(Description of the task)
Continue the Saltaire biographies below from the point where they stop, after the sentence about the family's move to Nether Hall Road.

--- Source text ---

Amongst the various charity organisations represented were the following: —
Shipley and District Friendly and Trade Society. Messrs. W. E. Sutcliffe (president), W Talbot (vice-president), T. W. Hodgson (treasurer), R. Burnham (secretary), W. Robinson and Thomas Kendall (the last named also representing the Yorkshire Charitable Association.
Mr S Holdsworth represented the Saltaire Brief Society, of which Mr Carr was president.
The ambulance colleagues in attendance were Corps officer J. H. Potter, Divisional Superintendents W. E. Sutcliffe and A. Lambert, Sergt. H Stancliffe and Privates H. Robinson, W. Talbot, W. Crossland, E. Lawton, S Wallage, F. Winpenny and H. Woodhead.
Salts (Saltaire) Ltd. were represented by Messrs. W. H. Eccles, T. Woodhead and G. Bolton.
In addition to the family wreath, tokens of respect were sent from the directors and combing department of Salts Ltd., St. John Ambulance Brigade, Shipley Working Men’s Club and several friends.

 

Carr, John Francis

Carr, John Francis - WW1 Roll of Honour

 

Chambers, Elsie Dorothy (nee Richards)
3 October 1900 – 12 November 1940

Elsie Dorothy Richards was the daughter of Edward Richards. Edward was born c1880 in Normanton. He married Jane Elizabeth Garbutt 4 September 1899 at All Saint’s Normanton.

Elsie, the second oldest of eight children, was born 3 October 1900 in Normanton. She was baptised 8 November 1900 at All Saint’s Normanton. In 1901 & 1911 the family were living in Normanton with Edward employed as a coal miner.

Elsie, whilst living at 24 Shirley Street in Saltaire, married Alfred Chambers 5 July 1924 at St Peter’s Shipley. In 1939 they were living 4 Charteris Street in Bradford with Elsie working as a weaver and Alfred as a fat refiner’s labourer. Elsie died at Saltaire Mills 12 November 1940.

Report from the Shipley Times 13 November 1940 as follows:

WEAVER KILLED AT SALTAIRE
Elsie Dorothy Chambers, weaver, aged 39, of 4 Charteris Road. Lower Grange, Bradford, was fatally injured in accident in the weaving department at Saltaire Mills yesterday. Mrs. Chambers was seen by another weaver to walk out of her “alley” with shocking injuries to the side of her head. Dr Foster, of Shipley, was immediately summoned, but when he arrived Mrs. Chambers was dead. The weaver who saw her, Lilian Walker, was taken ill as a result of the shock and had to return home.

 

Christofferson, Patricia Ann (nee Huntington)
1934 –????

Patricia Ann Huntington was the daughter of Sydney Huntington. Sydney was born 13 September 1906 in Bradford He married Irene Erith Fell 28 December 1932 at St Barnabas’s in Heaton.

Patricia was born in 1934. In 1939 the family were living at 48 Woodcote Avenue in Baildon. Sydney was a cashier for a road transport contactor for the military. By 1952 they had moved to 55 Nether Hall Road in Baildon.

--- Entries ---

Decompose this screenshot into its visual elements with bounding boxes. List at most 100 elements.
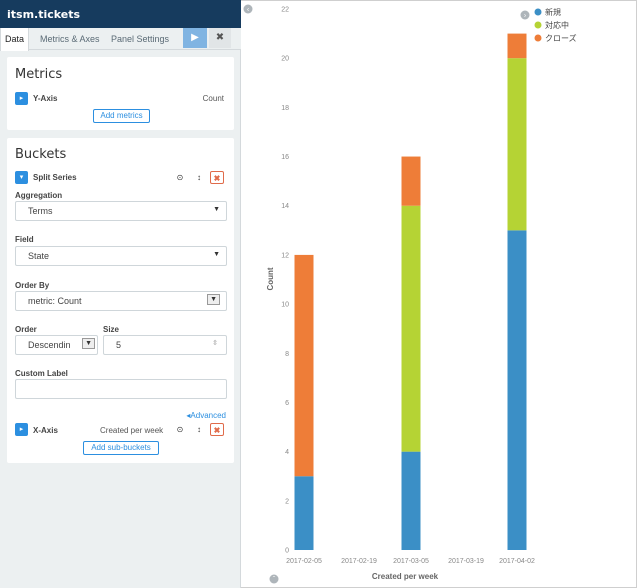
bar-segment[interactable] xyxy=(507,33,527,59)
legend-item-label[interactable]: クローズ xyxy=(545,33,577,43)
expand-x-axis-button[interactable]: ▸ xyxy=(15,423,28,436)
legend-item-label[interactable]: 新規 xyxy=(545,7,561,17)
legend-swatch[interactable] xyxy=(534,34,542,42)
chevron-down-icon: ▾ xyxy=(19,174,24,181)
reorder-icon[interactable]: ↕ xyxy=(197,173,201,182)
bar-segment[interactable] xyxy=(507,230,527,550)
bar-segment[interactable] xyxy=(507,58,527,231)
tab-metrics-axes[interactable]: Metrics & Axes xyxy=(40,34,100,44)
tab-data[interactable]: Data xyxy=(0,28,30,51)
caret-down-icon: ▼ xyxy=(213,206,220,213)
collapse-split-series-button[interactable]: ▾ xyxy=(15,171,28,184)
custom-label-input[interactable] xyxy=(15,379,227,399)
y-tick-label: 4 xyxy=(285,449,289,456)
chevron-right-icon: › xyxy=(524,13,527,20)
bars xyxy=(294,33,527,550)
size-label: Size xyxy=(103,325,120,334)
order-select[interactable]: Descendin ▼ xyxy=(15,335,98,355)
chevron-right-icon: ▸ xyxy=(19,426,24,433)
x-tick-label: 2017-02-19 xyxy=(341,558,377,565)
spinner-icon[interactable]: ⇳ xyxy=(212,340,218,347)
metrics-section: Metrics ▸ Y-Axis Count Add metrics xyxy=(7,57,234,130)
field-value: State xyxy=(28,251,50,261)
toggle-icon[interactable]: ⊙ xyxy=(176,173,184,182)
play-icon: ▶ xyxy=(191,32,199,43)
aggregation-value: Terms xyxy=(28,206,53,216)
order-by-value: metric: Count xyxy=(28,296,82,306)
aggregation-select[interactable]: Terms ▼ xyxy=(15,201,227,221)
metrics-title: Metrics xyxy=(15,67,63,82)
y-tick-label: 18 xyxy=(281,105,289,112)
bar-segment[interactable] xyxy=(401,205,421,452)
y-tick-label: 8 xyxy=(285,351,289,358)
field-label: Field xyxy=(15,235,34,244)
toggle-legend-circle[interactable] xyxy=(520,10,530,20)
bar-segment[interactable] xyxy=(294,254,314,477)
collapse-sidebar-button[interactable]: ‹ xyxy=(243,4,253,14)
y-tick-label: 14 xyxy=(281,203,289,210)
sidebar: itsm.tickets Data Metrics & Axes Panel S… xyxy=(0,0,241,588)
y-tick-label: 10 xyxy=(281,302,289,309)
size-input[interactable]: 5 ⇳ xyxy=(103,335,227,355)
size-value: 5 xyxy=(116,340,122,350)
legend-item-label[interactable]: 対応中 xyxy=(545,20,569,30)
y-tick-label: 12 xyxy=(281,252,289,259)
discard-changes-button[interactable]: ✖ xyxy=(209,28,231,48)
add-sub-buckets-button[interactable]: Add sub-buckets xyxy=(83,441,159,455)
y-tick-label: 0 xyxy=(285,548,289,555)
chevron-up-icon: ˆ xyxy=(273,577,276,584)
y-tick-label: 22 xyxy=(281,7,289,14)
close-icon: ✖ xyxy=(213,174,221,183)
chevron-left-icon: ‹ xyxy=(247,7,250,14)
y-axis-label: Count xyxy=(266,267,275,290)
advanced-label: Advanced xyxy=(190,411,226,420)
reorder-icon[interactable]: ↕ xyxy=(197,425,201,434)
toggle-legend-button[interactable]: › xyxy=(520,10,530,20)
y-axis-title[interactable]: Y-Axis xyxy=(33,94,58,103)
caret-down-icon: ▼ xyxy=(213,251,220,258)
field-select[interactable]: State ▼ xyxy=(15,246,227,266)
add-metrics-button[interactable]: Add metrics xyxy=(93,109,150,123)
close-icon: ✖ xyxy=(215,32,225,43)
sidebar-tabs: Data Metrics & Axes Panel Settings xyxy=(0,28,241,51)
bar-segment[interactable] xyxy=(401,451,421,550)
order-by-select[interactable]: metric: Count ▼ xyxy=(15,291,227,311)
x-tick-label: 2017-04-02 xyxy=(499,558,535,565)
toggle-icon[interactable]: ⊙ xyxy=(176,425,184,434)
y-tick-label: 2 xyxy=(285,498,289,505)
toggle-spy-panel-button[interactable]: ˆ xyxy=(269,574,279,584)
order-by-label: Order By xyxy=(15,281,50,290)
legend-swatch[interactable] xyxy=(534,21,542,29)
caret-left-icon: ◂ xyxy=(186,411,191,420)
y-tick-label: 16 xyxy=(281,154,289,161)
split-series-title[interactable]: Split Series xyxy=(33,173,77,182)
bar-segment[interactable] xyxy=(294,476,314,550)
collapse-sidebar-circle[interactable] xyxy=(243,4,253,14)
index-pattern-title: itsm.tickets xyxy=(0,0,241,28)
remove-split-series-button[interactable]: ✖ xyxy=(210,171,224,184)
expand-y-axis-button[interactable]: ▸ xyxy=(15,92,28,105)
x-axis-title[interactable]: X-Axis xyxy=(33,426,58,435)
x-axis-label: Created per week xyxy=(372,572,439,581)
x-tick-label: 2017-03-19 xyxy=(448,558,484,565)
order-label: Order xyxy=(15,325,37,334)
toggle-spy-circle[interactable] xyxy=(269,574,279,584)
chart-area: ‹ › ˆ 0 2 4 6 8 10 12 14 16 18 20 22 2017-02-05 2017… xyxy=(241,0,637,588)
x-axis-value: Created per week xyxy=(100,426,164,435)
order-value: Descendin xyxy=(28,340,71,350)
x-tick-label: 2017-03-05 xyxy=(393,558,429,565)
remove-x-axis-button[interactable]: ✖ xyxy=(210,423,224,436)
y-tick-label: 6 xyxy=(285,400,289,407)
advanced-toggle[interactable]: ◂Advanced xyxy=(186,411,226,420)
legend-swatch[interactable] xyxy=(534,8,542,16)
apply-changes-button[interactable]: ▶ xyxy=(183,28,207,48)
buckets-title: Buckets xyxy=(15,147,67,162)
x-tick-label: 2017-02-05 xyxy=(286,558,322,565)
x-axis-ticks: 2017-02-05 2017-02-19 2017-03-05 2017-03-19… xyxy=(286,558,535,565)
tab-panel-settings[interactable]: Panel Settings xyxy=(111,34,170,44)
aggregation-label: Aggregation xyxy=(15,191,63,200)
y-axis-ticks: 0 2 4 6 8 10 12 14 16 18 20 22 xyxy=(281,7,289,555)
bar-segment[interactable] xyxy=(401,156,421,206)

---

(Reply)
Report from Shipley Times 8 July 1953 as follows:

A holiday abroad has a double significance for the parents Pat Huntington, of Baildon, a 19-yearold former comptometer operator employed by Messrs. Salts (Saltaire) Ltd. In addition to the ordinary experiences of the traveller in a foreign country, they are able to visit their two daughters. Pat and Cynthia, aged 17, both of whom are now employed in Copenhagen.
Since leaving Saltaire Mills last year. Pat has struck out for herself in a way which few girls her age would have attempted. Last October, when she was still 18, she took up a position in the home of a penfriend in Copenhagen. attending to household duties and giving English lessons to her friend. At the time she knew no Danish, but within five weeks she was able to converse fairly freely in this language She then became governess to the three small children of a Danish woman whose husband was English. Their ages ranged from four months four years, but Pat managed quite happily, although she was left in sole charge of them all day. In the evenings she attended a course in typewriting, and in the final examination gained first place, despite the fact that all the lessons had been in Danish.
Deciding she would then like a change of occupation, she inserted an advertisement in a Danish newspaper, describing herself as an English girl with knowledge of French, Danish, typewriting and comptometer work. She received a reply offering her a position of receptionist in an hotel, and another from a Copenhagen firm, agents for a well-known make of French cars. After an interview with the car agents, she was appointed to deal with their French and English correspondence, and as technical translator. Pat is very happy in her new position and finds herself working in an office equipped with the latest designs of furniture and fittings. She lives in a one-roomed flat, sharing a kitchen and bathroom. and apart from taking her principal meal in canteen, looks after herself and does her own shopping.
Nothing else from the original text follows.